What you have to do. Show every line in the records below that contains the word "name".

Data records

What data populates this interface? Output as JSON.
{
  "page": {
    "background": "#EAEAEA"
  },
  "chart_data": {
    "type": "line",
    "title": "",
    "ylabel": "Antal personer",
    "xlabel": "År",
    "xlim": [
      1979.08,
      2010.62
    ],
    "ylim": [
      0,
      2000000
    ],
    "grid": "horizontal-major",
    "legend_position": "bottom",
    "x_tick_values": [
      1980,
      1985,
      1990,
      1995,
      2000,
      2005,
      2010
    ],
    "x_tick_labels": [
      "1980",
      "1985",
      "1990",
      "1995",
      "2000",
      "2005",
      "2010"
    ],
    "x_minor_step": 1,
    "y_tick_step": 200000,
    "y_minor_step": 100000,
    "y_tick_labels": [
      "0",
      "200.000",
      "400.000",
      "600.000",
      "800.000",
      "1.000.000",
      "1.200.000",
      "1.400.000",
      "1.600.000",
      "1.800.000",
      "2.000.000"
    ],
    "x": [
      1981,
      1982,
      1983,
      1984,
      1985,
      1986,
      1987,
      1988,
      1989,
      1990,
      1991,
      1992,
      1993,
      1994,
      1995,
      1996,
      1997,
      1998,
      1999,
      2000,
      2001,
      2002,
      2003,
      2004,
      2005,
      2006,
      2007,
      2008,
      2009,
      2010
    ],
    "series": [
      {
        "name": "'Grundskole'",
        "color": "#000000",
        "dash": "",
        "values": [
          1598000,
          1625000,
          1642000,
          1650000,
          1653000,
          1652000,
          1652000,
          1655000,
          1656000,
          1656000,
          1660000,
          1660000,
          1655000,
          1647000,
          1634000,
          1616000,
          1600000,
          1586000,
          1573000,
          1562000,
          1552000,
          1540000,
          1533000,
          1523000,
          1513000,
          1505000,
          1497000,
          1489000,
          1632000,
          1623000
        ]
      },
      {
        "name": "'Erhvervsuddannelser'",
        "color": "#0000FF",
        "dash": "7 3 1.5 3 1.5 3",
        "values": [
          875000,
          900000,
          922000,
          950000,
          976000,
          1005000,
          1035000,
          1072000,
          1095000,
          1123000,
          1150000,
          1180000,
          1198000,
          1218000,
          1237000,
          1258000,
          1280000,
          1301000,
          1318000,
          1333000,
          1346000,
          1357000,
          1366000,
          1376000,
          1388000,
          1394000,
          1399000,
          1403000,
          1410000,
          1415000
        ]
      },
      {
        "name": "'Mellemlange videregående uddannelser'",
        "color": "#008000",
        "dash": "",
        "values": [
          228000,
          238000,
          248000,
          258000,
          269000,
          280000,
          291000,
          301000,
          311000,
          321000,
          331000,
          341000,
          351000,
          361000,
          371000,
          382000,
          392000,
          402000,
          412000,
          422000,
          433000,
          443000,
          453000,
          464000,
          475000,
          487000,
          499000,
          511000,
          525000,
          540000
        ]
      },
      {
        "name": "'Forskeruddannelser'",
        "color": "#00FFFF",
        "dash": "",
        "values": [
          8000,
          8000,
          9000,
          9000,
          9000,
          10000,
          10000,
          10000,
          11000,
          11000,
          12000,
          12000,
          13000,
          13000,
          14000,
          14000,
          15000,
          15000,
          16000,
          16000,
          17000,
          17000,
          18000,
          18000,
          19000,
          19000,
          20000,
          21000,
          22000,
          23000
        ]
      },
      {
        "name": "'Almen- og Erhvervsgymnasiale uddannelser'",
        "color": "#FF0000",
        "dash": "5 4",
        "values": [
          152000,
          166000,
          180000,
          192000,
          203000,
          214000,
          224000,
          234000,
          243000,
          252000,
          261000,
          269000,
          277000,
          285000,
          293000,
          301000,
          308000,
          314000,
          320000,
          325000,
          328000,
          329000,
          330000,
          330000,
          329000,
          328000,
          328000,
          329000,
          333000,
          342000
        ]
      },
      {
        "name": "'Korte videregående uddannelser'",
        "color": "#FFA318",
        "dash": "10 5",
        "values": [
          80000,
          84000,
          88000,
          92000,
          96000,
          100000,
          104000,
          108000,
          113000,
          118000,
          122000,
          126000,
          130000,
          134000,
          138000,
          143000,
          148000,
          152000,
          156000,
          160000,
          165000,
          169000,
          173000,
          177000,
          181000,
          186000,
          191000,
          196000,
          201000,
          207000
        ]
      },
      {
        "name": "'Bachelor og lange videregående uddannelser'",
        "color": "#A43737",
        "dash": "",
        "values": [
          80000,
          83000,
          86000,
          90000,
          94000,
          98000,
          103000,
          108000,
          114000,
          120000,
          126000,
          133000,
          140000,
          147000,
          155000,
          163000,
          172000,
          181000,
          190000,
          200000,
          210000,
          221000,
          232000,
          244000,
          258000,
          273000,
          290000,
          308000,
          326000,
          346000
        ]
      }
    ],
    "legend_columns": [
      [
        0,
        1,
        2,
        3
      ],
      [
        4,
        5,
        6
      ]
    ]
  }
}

Full response.
        "name": "'Grundskole'",
        "name": "'Erhvervsuddannelser'",
        "name": "'Mellemlange videregående uddannelser'",
        "name": "'Forskeruddannelser'",
        "name": "'Almen- og Erhvervsgymnasiale uddannelser'",
        "name": "'Korte videregående uddannelser'",
        "name": "'Bachelor og lange videregående uddannelser'",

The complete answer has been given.